DATASET RECORDS ▸
- - - -

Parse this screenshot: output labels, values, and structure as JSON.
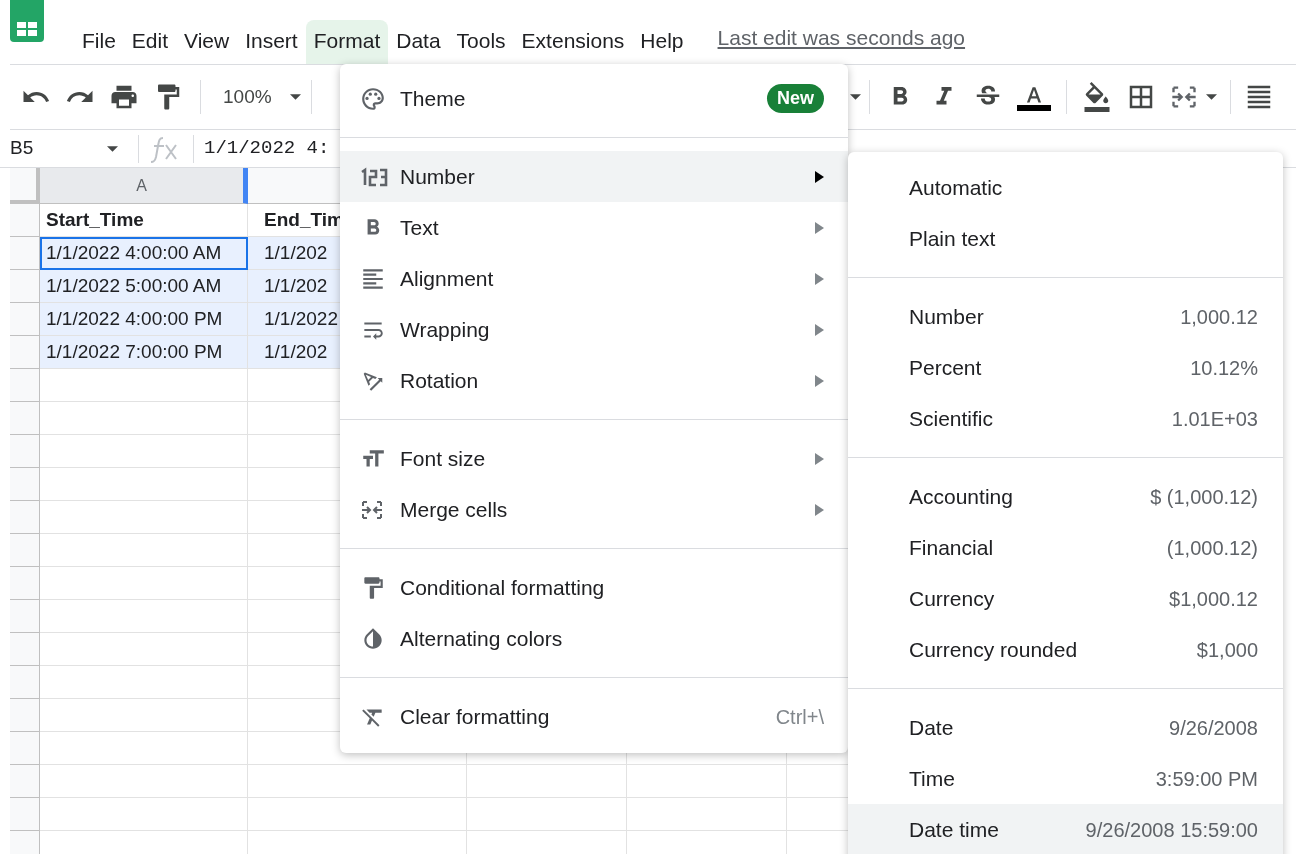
{
  "menubar": {
    "items": [
      {
        "label": "File",
        "selected": false
      },
      {
        "label": "Edit",
        "selected": false
      },
      {
        "label": "View",
        "selected": false
      },
      {
        "label": "Insert",
        "selected": false
      },
      {
        "label": "Format",
        "selected": true
      },
      {
        "label": "Data",
        "selected": false
      },
      {
        "label": "Tools",
        "selected": false
      },
      {
        "label": "Extensions",
        "selected": false
      },
      {
        "label": "Help",
        "selected": false
      }
    ],
    "last_edit": "Last edit was seconds ago"
  },
  "toolbar": {
    "zoom": "100%"
  },
  "formula_bar": {
    "cell_ref": "B5",
    "content": "1/1/2022 4:"
  },
  "sheet": {
    "column_headers": [
      {
        "label": "A",
        "selected": true
      }
    ],
    "rows": [
      [
        {
          "text": "Start_Time",
          "bold": true,
          "selected": false,
          "active": false
        },
        {
          "text": "End_Tim",
          "bold": true,
          "selected": false,
          "active": false
        }
      ],
      [
        {
          "text": "1/1/2022 4:00:00 AM",
          "bold": false,
          "selected": true,
          "active": true
        },
        {
          "text": "1/1/202",
          "bold": false,
          "selected": true,
          "active": false
        }
      ],
      [
        {
          "text": "1/1/2022 5:00:00 AM",
          "bold": false,
          "selected": true,
          "active": false
        },
        {
          "text": "1/1/202",
          "bold": false,
          "selected": true,
          "active": false
        }
      ],
      [
        {
          "text": "1/1/2022 4:00:00 PM",
          "bold": false,
          "selected": true,
          "active": false
        },
        {
          "text": "1/1/2022",
          "bold": false,
          "selected": true,
          "active": false
        }
      ],
      [
        {
          "text": "1/1/2022 7:00:00 PM",
          "bold": false,
          "selected": true,
          "active": false
        },
        {
          "text": "1/1/202",
          "bold": false,
          "selected": true,
          "active": false
        }
      ]
    ]
  },
  "format_menu": {
    "sections": [
      [
        {
          "label": "Theme",
          "badge": "New",
          "submenu": false,
          "highlighted": false
        }
      ],
      [
        {
          "label": "Number",
          "submenu": true,
          "highlighted": true
        },
        {
          "label": "Text",
          "submenu": true,
          "highlighted": false
        },
        {
          "label": "Alignment",
          "submenu": true,
          "highlighted": false
        },
        {
          "label": "Wrapping",
          "submenu": true,
          "highlighted": false
        },
        {
          "label": "Rotation",
          "submenu": true,
          "highlighted": false
        }
      ],
      [
        {
          "label": "Font size",
          "submenu": true,
          "highlighted": false
        },
        {
          "label": "Merge cells",
          "submenu": true,
          "highlighted": false
        }
      ],
      [
        {
          "label": "Conditional formatting",
          "submenu": false,
          "highlighted": false
        },
        {
          "label": "Alternating colors",
          "submenu": false,
          "highlighted": false
        }
      ],
      [
        {
          "label": "Clear formatting",
          "shortcut": "Ctrl+\\",
          "submenu": false,
          "highlighted": false
        }
      ]
    ]
  },
  "number_submenu": {
    "sections": [
      [
        {
          "label": "Automatic",
          "highlighted": false
        },
        {
          "label": "Plain text",
          "highlighted": false
        }
      ],
      [
        {
          "label": "Number",
          "example": "1,000.12",
          "highlighted": false
        },
        {
          "label": "Percent",
          "example": "10.12%",
          "highlighted": false
        },
        {
          "label": "Scientific",
          "example": "1.01E+03",
          "highlighted": false
        }
      ],
      [
        {
          "label": "Accounting",
          "example": "$ (1,000.12)",
          "highlighted": false
        },
        {
          "label": "Financial",
          "example": "(1,000.12)",
          "highlighted": false
        },
        {
          "label": "Currency",
          "example": "$1,000.12",
          "highlighted": false
        },
        {
          "label": "Currency rounded",
          "example": "$1,000",
          "highlighted": false
        }
      ],
      [
        {
          "label": "Date",
          "example": "9/26/2008",
          "highlighted": false
        },
        {
          "label": "Time",
          "example": "3:59:00 PM",
          "highlighted": false
        },
        {
          "label": "Date time",
          "example": "9/26/2008 15:59:00",
          "highlighted": true
        }
      ]
    ]
  }
}
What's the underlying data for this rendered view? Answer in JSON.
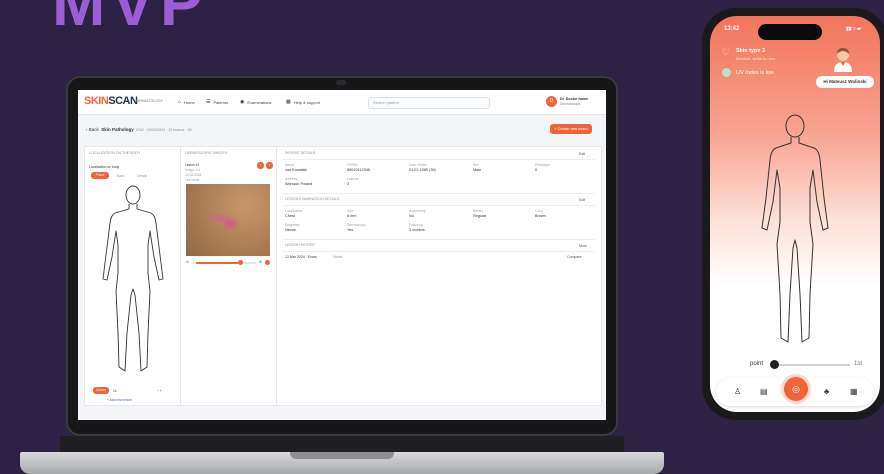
{
  "headline": "MVP",
  "app": {
    "logo_a": "SKIN",
    "logo_b": "SCAN",
    "logo_sub": "DERMATOLOGY",
    "nav": [
      {
        "icon": "⌂",
        "label": "Home"
      },
      {
        "icon": "☰",
        "label": "Patients"
      },
      {
        "icon": "◉",
        "label": "Examinations"
      },
      {
        "icon": "▦",
        "label": "Help & support"
      }
    ],
    "search_placeholder": "Search patient",
    "user": {
      "initial": "D",
      "name": "Dr. Doctor Name",
      "role": "Dermatologist"
    },
    "breadcrumb": {
      "back": "‹ Back",
      "title": "Skin Pathology",
      "meta": "ID#2 · 02/03/2024 · 12 lesions · 30"
    },
    "new_button": "+ Create new exam",
    "left_panel": {
      "title": "Localization on the body",
      "subtitle": "Localization on body",
      "tabs": [
        "Front",
        "Back",
        "Details"
      ],
      "zoom_label": "Zoom",
      "zoom_value": "1x",
      "footer_link": "+ Add new lesion"
    },
    "mid_panel": {
      "title": "Dermoscopic images",
      "meta": [
        "Lesion #1",
        "Image 1/4",
        "12.03.2024",
        "Left chest"
      ]
    },
    "patient": {
      "title": "Patient details",
      "edit": "Edit",
      "fields": [
        {
          "label": "Name",
          "value": "Jan Kowalski"
        },
        {
          "label": "PESEL",
          "value": "85010112345"
        },
        {
          "label": "Date of birth",
          "value": "01.01.1985 (39)"
        },
        {
          "label": "Sex",
          "value": "Male"
        },
        {
          "label": "Phototype",
          "value": "II"
        },
        {
          "label": "Address",
          "value": "Warsaw, Poland"
        },
        {
          "label": "Lesions",
          "value": "3"
        }
      ]
    },
    "lesion": {
      "title": "Lesion examination details",
      "edit": "Edit",
      "fields": [
        {
          "label": "Localization",
          "value": "Chest"
        },
        {
          "label": "Size",
          "value": "6 mm"
        },
        {
          "label": "Asymmetry",
          "value": "No"
        },
        {
          "label": "Border",
          "value": "Regular"
        },
        {
          "label": "Color",
          "value": "Brown"
        },
        {
          "label": "Diagnosis",
          "value": "Nevus"
        },
        {
          "label": "Dermoscopy",
          "value": "Yes"
        },
        {
          "label": "Follow up",
          "value": "3 months"
        }
      ]
    },
    "history": {
      "title": "Lesion history",
      "link": "More",
      "row_label": "12 Mar 2024 · Exam",
      "row_action": "Compare",
      "status": "Stable"
    }
  },
  "phone": {
    "time": "13:42",
    "status": "▮▮ ≈ ▰",
    "skin_type": "Skin type 3",
    "skin_sub": "Medium, white to olive",
    "uv": "UV Index is low",
    "pill": "Hi Mateusz Wolinski",
    "slider_label": "point",
    "slider_end": "1st"
  }
}
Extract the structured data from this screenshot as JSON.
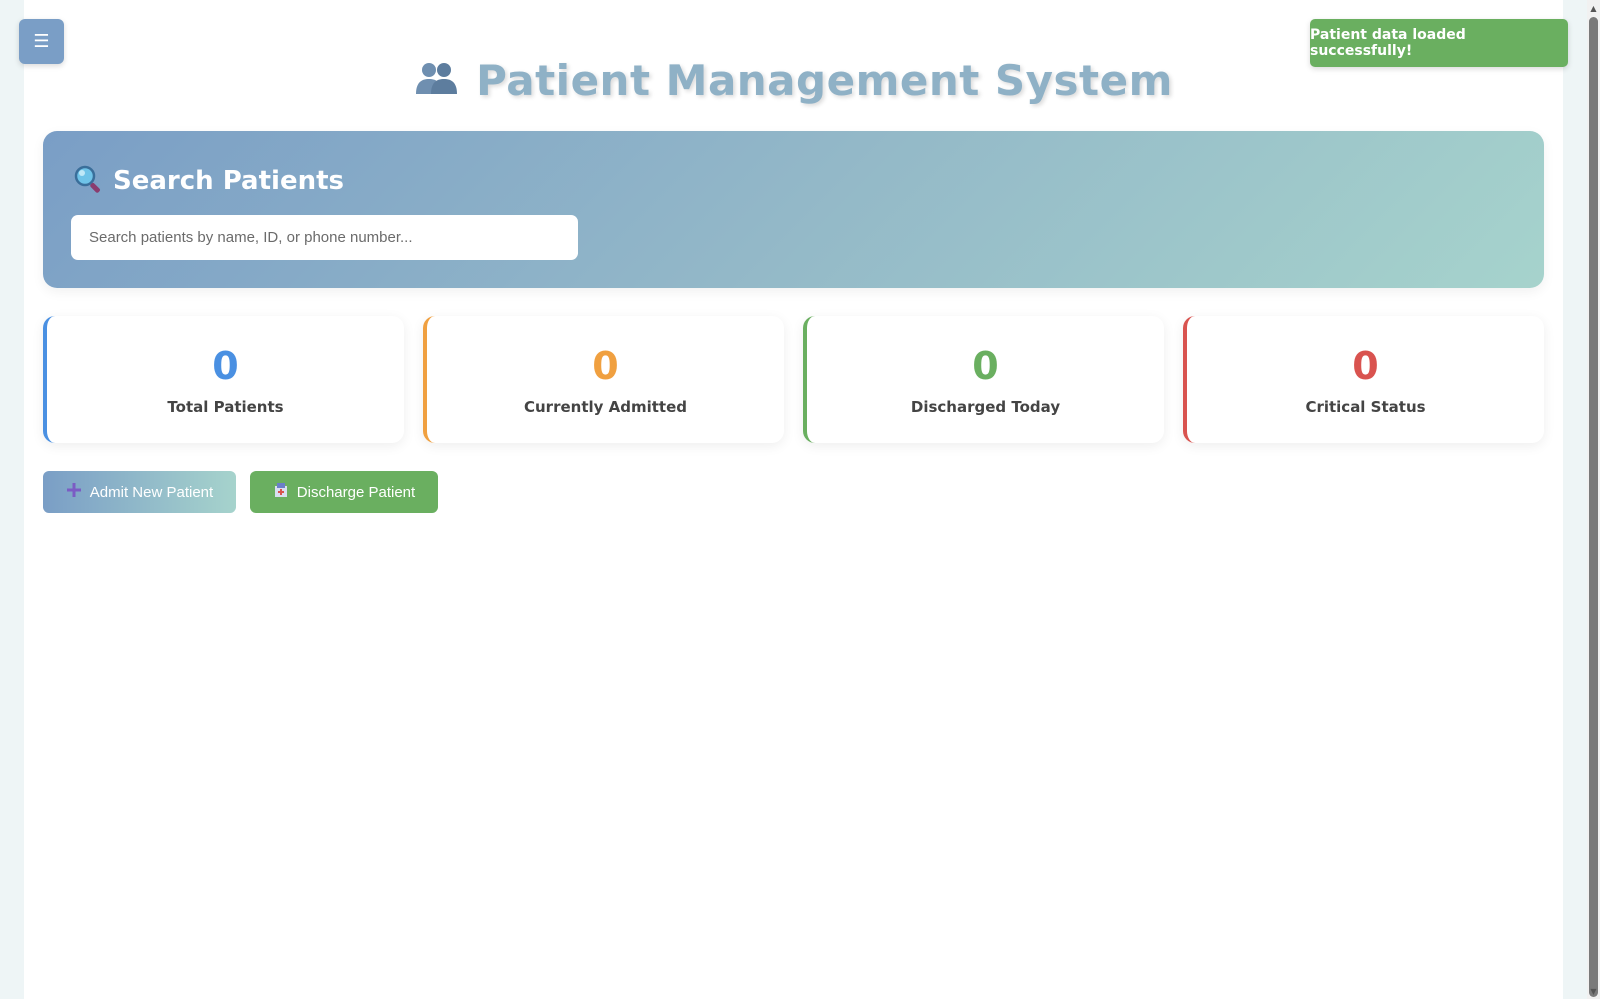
{
  "header": {
    "menu_icon": "☰",
    "title": "Patient Management System",
    "title_icon": "users-icon"
  },
  "toast": {
    "message": "Patient data loaded successfully!",
    "color": "#6aaf60"
  },
  "search": {
    "heading": "Search Patients",
    "heading_icon": "magnifier-icon",
    "placeholder": "Search patients by name, ID, or phone number...",
    "value": ""
  },
  "stats": [
    {
      "value": "0",
      "label": "Total Patients",
      "color": "#4a90e2"
    },
    {
      "value": "0",
      "label": "Currently Admitted",
      "color": "#f0a040"
    },
    {
      "value": "0",
      "label": "Discharged Today",
      "color": "#6aaf60"
    },
    {
      "value": "0",
      "label": "Critical Status",
      "color": "#d9534f"
    }
  ],
  "actions": {
    "admit_label": "Admit New Patient",
    "admit_icon": "plus-icon",
    "discharge_label": "Discharge Patient",
    "discharge_icon": "hospital-icon"
  },
  "colors": {
    "accent": "#7a9ec6",
    "accent_light": "#a6d3cc",
    "success": "#6aaf60"
  }
}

- - - -

TRY IT ▸ An answer is complete only when it holds every line above containing the string "meta".

SOLUTION FOR THIS EXERCISE ▸
      "meta": "ID#2 · 02/03/2024 · 12 lesions · 30"
      "meta": [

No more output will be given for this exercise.